#### [COSA SERVE]
Per favore, ricopia parola per parola le righe dell'elenco, cominciando dalla riga che contiene "x-tick-label: 5600 xyxy=(616,439,634,447)" e fermandoti dopo quella che contiene "y-tick-label: 1200 xyxy=(176,286,194,294)", entrambe comprese.

⟨

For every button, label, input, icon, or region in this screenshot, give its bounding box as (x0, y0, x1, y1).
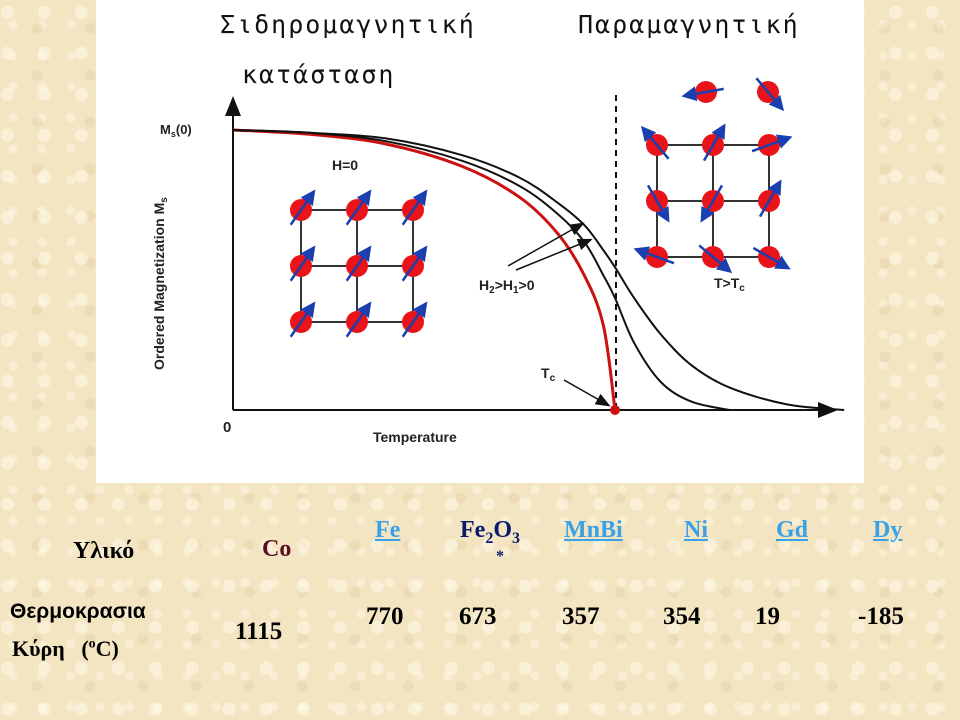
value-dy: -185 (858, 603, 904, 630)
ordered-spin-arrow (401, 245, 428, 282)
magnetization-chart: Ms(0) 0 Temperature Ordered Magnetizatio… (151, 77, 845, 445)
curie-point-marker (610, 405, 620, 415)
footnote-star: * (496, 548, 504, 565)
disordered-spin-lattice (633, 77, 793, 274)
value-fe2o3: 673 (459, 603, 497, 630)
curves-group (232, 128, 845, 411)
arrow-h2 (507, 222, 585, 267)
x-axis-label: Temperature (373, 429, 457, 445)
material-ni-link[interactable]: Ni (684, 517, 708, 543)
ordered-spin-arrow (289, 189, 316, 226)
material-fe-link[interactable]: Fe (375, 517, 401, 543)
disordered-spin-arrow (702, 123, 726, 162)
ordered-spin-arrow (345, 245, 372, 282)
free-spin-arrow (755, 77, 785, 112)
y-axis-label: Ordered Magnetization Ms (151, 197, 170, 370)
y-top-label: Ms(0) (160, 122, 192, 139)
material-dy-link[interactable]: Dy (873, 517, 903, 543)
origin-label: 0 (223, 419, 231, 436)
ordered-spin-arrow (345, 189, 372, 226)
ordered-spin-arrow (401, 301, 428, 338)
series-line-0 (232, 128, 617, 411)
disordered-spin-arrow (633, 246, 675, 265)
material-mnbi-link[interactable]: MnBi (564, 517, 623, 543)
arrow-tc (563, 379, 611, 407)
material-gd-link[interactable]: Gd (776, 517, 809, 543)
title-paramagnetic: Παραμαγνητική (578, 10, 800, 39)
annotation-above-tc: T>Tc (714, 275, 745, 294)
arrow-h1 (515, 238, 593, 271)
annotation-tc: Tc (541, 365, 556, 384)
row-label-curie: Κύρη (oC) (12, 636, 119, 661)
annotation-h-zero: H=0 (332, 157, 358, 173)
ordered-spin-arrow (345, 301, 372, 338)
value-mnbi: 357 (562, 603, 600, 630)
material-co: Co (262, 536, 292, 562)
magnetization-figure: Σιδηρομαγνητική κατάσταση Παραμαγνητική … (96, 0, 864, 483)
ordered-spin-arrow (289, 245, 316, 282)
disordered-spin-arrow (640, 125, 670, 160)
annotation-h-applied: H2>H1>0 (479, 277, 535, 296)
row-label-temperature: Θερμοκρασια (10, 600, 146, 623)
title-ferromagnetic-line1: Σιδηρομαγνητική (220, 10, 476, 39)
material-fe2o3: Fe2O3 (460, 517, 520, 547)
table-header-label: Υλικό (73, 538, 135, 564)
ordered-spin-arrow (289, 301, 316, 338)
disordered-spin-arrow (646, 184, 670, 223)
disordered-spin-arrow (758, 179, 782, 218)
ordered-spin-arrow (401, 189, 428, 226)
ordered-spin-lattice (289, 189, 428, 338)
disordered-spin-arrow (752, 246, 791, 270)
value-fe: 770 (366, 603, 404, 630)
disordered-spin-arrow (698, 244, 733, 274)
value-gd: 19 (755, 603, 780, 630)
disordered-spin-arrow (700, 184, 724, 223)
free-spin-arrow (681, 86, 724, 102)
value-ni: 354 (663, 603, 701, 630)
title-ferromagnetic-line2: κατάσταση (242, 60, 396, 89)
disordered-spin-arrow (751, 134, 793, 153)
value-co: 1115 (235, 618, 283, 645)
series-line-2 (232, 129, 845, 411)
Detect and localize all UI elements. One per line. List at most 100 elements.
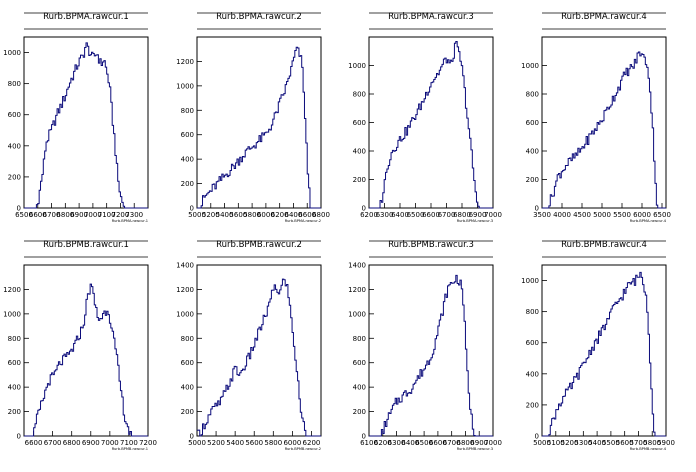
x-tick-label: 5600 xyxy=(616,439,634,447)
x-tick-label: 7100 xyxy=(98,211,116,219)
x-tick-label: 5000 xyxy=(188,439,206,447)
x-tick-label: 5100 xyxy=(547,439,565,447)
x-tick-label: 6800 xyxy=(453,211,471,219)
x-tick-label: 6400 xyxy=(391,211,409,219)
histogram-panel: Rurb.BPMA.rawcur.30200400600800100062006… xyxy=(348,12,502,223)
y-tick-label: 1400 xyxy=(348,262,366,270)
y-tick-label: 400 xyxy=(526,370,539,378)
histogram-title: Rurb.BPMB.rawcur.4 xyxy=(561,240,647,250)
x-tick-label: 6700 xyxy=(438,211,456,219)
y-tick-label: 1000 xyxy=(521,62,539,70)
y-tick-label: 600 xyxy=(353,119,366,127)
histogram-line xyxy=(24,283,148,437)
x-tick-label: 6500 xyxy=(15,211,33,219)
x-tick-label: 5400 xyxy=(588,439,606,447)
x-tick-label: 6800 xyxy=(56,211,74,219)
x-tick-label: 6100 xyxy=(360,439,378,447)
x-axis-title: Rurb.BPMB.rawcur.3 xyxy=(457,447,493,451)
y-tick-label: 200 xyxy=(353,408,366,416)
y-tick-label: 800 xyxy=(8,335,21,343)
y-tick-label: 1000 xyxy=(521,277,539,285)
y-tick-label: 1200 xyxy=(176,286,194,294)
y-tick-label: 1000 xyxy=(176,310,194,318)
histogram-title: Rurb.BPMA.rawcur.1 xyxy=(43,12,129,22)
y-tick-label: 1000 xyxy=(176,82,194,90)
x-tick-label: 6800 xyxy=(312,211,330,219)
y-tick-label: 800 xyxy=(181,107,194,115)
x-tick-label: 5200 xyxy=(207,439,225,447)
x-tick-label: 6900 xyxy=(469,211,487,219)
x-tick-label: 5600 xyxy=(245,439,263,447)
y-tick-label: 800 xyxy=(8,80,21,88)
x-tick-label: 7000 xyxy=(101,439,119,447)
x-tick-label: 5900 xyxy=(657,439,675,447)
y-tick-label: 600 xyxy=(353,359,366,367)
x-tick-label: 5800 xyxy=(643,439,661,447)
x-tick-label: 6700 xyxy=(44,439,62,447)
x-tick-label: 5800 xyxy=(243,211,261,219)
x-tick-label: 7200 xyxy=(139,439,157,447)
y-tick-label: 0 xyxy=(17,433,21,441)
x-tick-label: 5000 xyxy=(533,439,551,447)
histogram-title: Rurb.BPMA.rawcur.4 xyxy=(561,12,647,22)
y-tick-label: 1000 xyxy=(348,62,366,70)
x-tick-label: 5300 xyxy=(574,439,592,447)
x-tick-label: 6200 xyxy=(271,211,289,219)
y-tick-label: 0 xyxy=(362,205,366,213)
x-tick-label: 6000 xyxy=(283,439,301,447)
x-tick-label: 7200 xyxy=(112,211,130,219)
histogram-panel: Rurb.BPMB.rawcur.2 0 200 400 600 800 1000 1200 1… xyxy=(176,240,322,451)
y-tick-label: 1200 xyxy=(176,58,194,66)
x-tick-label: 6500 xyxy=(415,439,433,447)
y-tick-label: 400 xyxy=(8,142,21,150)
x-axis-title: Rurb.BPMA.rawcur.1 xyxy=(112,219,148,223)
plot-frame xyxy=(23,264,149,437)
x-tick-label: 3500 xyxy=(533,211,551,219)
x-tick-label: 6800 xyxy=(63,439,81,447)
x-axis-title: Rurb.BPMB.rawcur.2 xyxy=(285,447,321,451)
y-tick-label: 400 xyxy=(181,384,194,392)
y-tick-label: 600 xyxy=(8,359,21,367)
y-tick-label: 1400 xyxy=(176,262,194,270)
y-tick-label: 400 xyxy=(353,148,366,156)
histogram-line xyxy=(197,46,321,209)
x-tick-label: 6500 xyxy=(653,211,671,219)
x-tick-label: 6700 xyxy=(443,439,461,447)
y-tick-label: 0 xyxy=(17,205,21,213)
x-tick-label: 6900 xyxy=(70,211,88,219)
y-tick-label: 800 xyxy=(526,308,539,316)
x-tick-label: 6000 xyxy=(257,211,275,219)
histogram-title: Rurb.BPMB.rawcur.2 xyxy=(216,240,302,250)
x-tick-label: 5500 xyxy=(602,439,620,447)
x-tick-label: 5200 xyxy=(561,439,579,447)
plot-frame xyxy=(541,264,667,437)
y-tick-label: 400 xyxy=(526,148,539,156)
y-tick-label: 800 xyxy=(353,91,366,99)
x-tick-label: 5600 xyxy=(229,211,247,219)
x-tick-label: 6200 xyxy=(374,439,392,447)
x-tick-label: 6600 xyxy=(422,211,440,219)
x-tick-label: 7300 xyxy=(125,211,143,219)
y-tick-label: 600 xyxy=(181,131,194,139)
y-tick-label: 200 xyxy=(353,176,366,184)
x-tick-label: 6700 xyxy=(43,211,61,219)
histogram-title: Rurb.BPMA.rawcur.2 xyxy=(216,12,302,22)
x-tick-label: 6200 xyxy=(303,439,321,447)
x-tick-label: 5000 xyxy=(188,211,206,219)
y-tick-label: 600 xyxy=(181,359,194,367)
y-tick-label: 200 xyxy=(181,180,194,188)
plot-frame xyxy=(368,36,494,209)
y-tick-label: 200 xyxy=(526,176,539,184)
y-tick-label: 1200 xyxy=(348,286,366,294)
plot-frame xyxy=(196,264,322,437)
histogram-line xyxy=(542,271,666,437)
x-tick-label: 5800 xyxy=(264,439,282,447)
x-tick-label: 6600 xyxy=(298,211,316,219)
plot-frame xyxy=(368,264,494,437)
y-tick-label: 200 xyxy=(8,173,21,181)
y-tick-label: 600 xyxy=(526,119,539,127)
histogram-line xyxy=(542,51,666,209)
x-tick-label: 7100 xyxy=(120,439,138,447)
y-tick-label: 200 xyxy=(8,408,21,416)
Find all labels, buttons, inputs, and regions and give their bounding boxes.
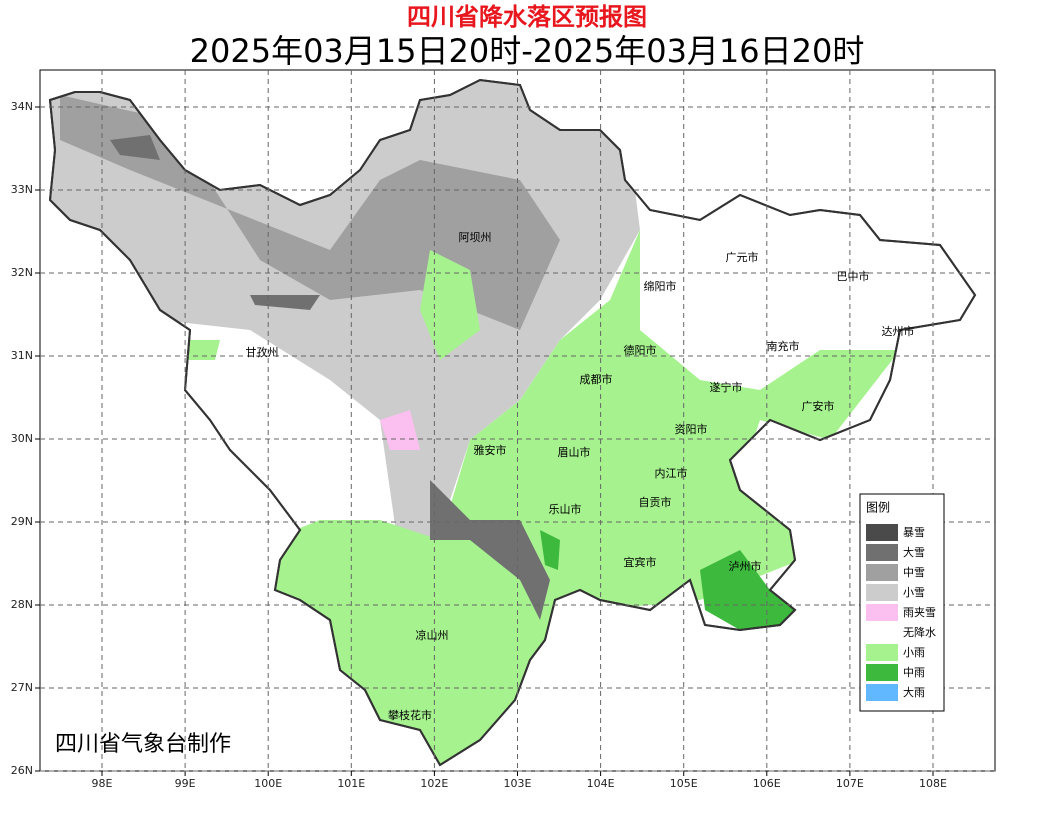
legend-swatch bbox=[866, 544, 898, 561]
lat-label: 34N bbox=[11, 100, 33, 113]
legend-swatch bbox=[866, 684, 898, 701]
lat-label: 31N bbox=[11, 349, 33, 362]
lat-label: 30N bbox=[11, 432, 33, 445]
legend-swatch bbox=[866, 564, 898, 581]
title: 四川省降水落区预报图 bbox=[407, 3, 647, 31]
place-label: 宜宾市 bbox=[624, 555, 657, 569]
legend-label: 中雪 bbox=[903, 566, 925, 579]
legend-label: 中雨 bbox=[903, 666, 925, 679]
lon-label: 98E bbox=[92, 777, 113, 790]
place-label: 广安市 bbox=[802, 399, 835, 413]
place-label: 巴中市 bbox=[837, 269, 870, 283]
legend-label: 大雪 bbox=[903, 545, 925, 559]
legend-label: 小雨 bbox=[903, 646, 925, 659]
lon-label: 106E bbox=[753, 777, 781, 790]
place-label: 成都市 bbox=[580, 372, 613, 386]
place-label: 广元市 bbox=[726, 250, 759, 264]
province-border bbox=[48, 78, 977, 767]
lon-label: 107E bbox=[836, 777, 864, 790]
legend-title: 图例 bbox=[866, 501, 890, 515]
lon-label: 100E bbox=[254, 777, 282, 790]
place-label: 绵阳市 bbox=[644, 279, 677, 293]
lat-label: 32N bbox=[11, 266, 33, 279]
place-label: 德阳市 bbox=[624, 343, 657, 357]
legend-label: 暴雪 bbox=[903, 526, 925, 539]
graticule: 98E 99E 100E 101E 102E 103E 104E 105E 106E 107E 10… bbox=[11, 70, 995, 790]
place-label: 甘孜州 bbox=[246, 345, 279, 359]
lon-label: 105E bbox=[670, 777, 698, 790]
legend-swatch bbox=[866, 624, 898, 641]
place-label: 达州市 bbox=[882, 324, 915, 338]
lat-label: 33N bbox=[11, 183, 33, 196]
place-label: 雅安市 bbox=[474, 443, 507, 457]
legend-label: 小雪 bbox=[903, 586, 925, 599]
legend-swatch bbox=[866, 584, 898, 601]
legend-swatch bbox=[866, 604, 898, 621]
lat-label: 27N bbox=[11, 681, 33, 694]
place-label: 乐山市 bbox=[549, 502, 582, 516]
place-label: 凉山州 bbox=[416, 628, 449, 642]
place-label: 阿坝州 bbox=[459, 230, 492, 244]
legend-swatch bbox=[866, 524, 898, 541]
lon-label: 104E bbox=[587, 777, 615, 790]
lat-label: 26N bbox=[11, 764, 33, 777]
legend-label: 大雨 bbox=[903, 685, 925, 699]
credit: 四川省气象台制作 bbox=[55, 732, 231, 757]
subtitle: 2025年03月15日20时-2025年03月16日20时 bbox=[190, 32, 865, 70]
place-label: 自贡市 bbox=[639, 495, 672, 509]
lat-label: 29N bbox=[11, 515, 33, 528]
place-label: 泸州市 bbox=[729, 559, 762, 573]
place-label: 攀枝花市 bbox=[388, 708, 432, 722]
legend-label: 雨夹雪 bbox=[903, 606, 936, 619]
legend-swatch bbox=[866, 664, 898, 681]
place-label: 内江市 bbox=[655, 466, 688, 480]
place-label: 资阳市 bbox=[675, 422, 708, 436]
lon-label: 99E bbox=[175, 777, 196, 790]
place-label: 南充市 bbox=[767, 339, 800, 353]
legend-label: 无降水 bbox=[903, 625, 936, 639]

⟩

#### [RISULTATO DELL'ESERCIZIO]
x-tick-label: 5600 xyxy=(616,439,634,447)
x-tick-label: 7100 xyxy=(98,211,116,219)
x-tick-label: 5000 xyxy=(188,439,206,447)
x-tick-label: 5100 xyxy=(547,439,565,447)
x-tick-label: 6800 xyxy=(453,211,471,219)
x-tick-label: 6400 xyxy=(391,211,409,219)
histogram-panel: Rurb.BPMA.rawcur.30200400600800100062006… xyxy=(348,12,502,223)
y-tick-label: 1400 xyxy=(348,262,366,270)
y-tick-label: 400 xyxy=(526,370,539,378)
histogram-title: Rurb.BPMB.rawcur.4 xyxy=(561,240,647,250)
x-tick-label: 6700 xyxy=(438,211,456,219)
y-tick-label: 1000 xyxy=(521,62,539,70)
y-tick-label: 600 xyxy=(353,119,366,127)
histogram-line xyxy=(24,283,148,437)
x-tick-label: 6500 xyxy=(15,211,33,219)
x-tick-label: 5400 xyxy=(588,439,606,447)
x-tick-label: 6800 xyxy=(56,211,74,219)
x-tick-label: 6100 xyxy=(360,439,378,447)
x-axis-title: Rurb.BPMB.rawcur.3 xyxy=(457,447,493,451)
y-tick-label: 200 xyxy=(353,408,366,416)
y-tick-label: 800 xyxy=(8,335,21,343)
y-tick-label: 1000 xyxy=(521,277,539,285)
y-tick-label: 1200 xyxy=(176,286,194,294)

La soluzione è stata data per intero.